**What you will do**. Count how many lines hold the word "klęska" and give that number as the whole answer.

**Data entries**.
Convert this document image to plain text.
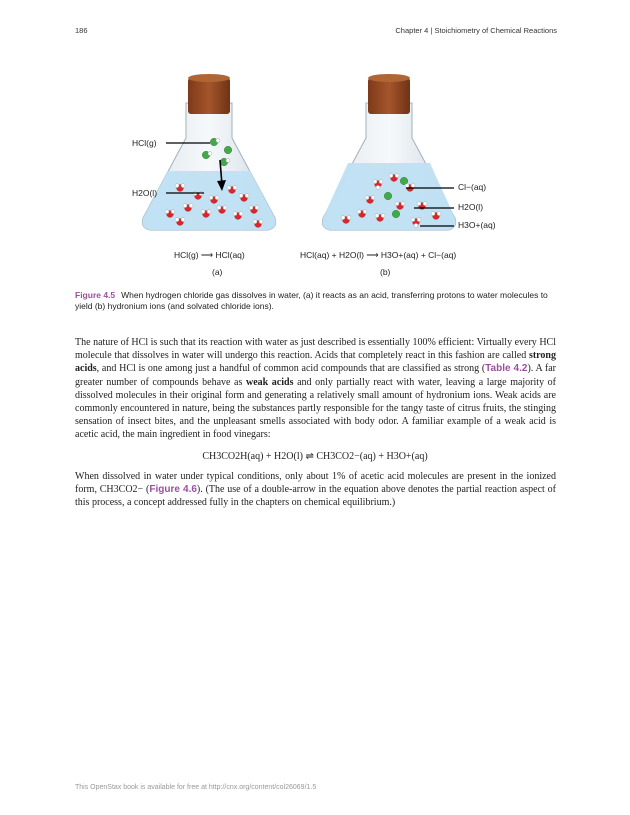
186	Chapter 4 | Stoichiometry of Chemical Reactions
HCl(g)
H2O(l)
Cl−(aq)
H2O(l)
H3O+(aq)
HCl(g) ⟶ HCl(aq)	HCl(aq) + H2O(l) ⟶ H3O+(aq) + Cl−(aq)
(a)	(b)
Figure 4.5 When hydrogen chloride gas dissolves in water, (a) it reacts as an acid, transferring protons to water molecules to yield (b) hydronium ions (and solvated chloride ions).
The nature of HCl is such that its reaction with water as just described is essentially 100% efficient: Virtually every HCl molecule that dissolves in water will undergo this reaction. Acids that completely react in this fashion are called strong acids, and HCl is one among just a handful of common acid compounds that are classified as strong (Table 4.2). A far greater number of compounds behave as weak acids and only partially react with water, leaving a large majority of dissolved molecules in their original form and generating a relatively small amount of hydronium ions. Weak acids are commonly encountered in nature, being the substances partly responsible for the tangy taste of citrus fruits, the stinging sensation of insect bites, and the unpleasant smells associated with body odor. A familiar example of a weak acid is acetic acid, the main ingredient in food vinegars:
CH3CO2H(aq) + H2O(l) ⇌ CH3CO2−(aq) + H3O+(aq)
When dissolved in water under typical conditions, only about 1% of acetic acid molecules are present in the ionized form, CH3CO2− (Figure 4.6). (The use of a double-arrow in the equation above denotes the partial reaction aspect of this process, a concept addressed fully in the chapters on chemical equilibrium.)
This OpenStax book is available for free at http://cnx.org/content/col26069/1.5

==

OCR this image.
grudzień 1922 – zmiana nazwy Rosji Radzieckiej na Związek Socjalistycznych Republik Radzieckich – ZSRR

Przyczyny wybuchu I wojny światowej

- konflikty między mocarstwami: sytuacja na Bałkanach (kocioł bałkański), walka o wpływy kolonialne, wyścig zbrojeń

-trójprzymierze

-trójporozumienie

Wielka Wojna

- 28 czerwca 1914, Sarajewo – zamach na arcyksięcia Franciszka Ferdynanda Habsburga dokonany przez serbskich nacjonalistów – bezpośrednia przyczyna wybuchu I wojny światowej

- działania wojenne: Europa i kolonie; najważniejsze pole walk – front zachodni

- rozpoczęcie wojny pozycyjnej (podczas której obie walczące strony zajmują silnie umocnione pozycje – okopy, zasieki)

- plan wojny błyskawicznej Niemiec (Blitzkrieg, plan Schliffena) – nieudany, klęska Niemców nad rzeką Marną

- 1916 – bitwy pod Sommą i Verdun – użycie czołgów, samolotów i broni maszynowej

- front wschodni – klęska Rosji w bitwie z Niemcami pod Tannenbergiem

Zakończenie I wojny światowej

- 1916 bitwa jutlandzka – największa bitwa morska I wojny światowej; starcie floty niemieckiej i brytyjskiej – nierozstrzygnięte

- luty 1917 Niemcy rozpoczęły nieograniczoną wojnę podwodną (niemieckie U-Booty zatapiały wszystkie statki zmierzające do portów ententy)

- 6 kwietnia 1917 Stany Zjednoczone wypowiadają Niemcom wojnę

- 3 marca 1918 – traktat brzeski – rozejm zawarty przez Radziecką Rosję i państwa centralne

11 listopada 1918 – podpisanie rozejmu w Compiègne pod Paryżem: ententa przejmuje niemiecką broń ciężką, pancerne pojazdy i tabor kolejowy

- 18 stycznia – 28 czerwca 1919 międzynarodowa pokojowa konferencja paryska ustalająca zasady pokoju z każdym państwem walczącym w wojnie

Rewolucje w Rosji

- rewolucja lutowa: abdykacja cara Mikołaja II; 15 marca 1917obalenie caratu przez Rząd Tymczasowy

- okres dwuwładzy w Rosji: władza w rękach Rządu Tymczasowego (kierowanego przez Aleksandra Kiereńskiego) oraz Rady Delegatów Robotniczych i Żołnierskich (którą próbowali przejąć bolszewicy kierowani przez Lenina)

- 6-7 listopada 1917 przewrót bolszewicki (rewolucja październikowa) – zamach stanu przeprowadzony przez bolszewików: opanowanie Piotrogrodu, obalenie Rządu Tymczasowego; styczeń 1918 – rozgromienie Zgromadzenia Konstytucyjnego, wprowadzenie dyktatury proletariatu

**Right answer**. 2